• Problem to solve: Copy the lines from the one containing "option-c[interactable]: C Personal" through the one containing "option-letter-badge: A [208, 241, 252, 285]", both included, exactly as they appear in the entries below.

• Data extract:
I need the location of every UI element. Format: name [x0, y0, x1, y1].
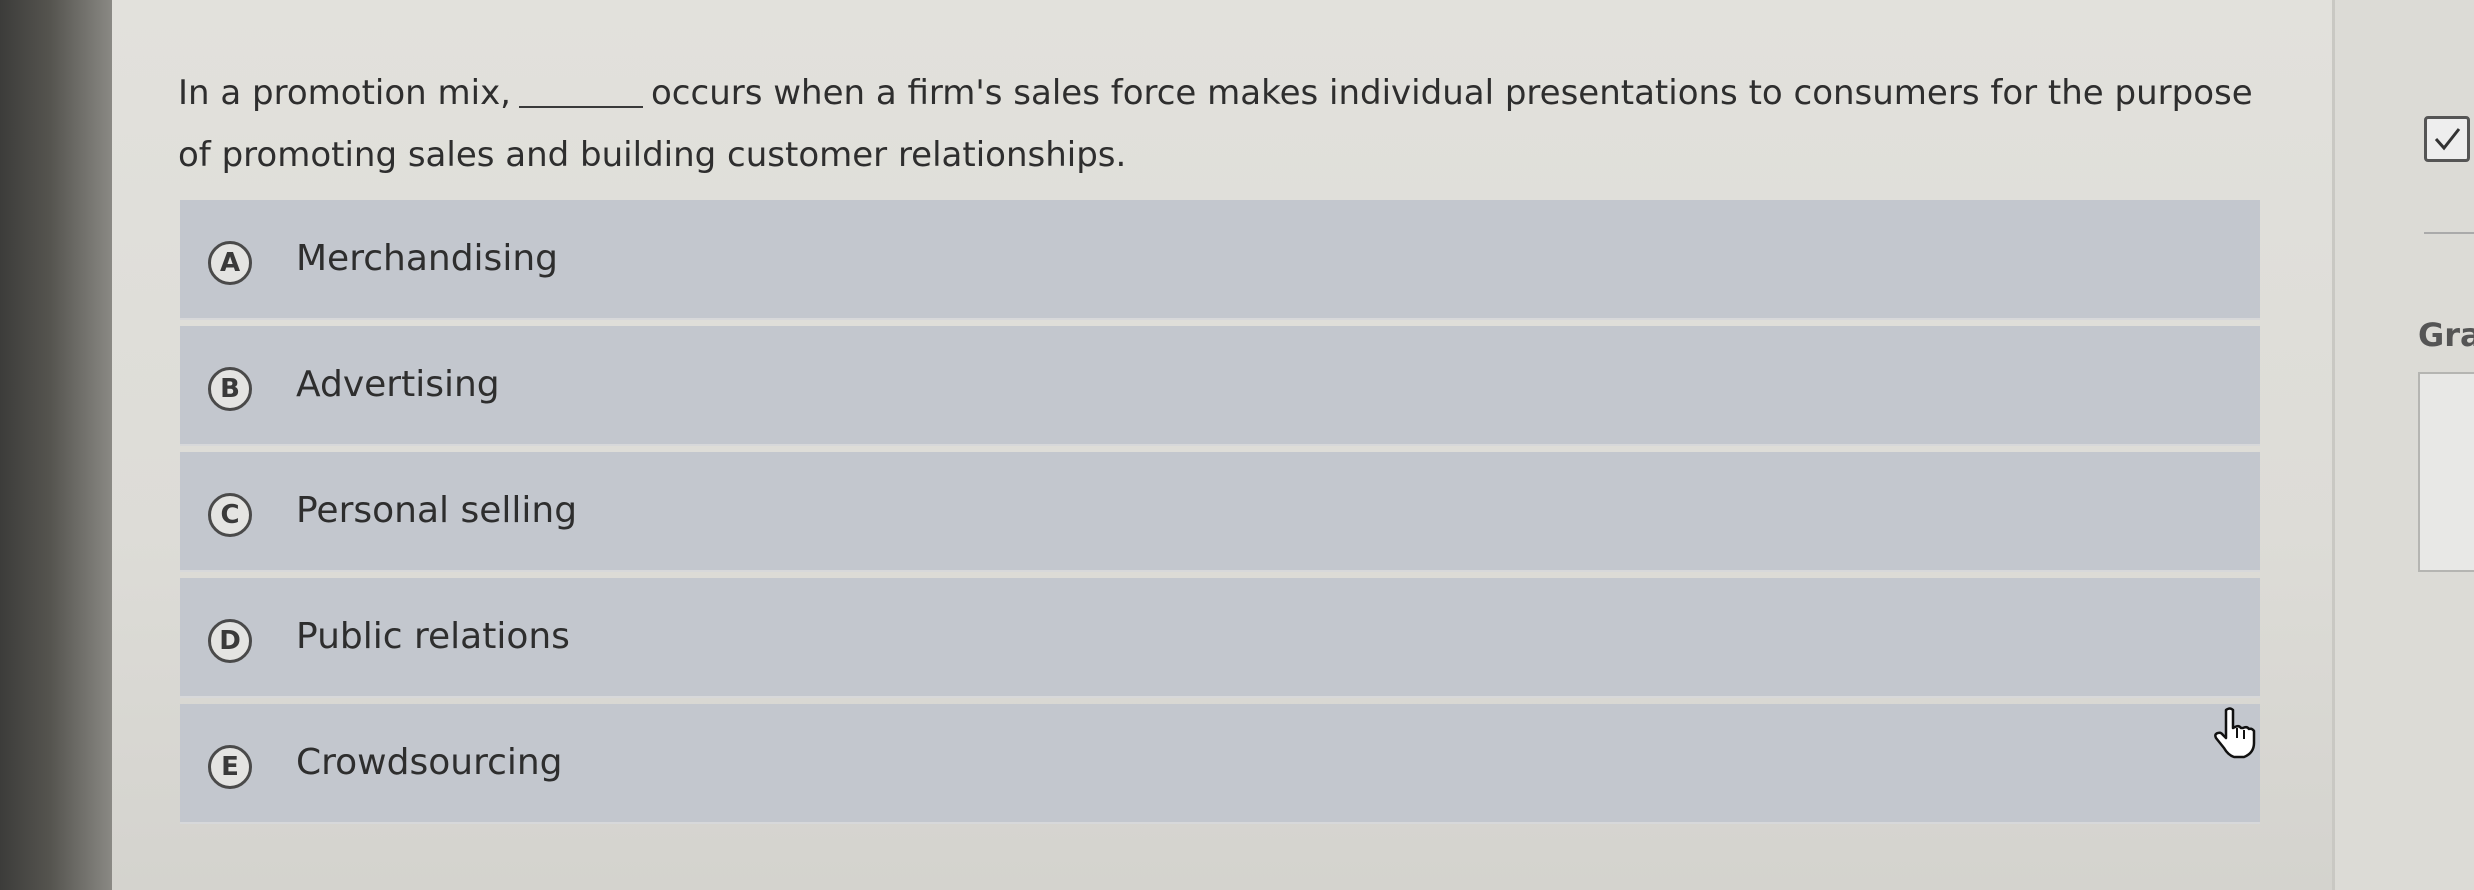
option-c[interactable]: C Personal selling [180, 452, 2260, 572]
option-letter-badge: B [208, 367, 252, 411]
question-text: In a promotion mix, occurs when a firm's … [178, 62, 2258, 186]
hand-pointer-icon [2214, 707, 2256, 759]
option-letter-badge: D [208, 619, 252, 663]
option-label: Personal selling [296, 490, 578, 531]
option-label: Crowdsourcing [296, 742, 563, 783]
answer-blank [519, 105, 643, 108]
option-label: Advertising [296, 364, 500, 405]
option-letter-badge: C [208, 493, 252, 537]
book-icon[interactable] [2418, 372, 2474, 572]
option-a[interactable]: A Merchandising [180, 200, 2260, 320]
option-label: Public relations [296, 616, 570, 657]
question-text-start: In a promotion mix, [178, 73, 511, 113]
checkbox-check-icon[interactable] [2424, 116, 2470, 162]
option-label: Merchandising [296, 238, 558, 279]
option-b[interactable]: B Advertising [180, 326, 2260, 446]
answer-options: A Merchandising B Advertising C Personal… [180, 200, 2260, 830]
option-letter-badge: A [208, 241, 252, 285]
monitor-bezel [0, 0, 112, 890]
option-d[interactable]: D Public relations [180, 578, 2260, 698]
option-e[interactable]: E Crowdsourcing [180, 704, 2260, 824]
side-divider [2424, 232, 2474, 234]
side-panel-label: Gra [2418, 316, 2474, 354]
option-letter-badge: E [208, 745, 252, 789]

• Solution to this exercise:
option-c[interactable]: C Personal selling [180, 452, 2260, 572]
option-letter-badge: B [208, 367, 252, 411]
question-text: In a promotion mix, occurs when a firm's … [178, 62, 2258, 186]
hand-pointer-icon [2214, 707, 2256, 759]
option-letter-badge: D [208, 619, 252, 663]
option-label: Personal selling [296, 490, 578, 531]
option-label: Crowdsourcing [296, 742, 563, 783]
answer-blank [519, 105, 643, 108]
option-label: Advertising [296, 364, 500, 405]
option-letter-badge: C [208, 493, 252, 537]
book-icon[interactable] [2418, 372, 2474, 572]
option-a[interactable]: A Merchandising [180, 200, 2260, 320]
option-label: Public relations [296, 616, 570, 657]
question-text-start: In a promotion mix, [178, 73, 511, 113]
checkbox-check-icon[interactable] [2424, 116, 2470, 162]
option-label: Merchandising [296, 238, 558, 279]
option-b[interactable]: B Advertising [180, 326, 2260, 446]
answer-options: A Merchandising B Advertising C Personal… [180, 200, 2260, 830]
option-letter-badge: A [208, 241, 252, 285]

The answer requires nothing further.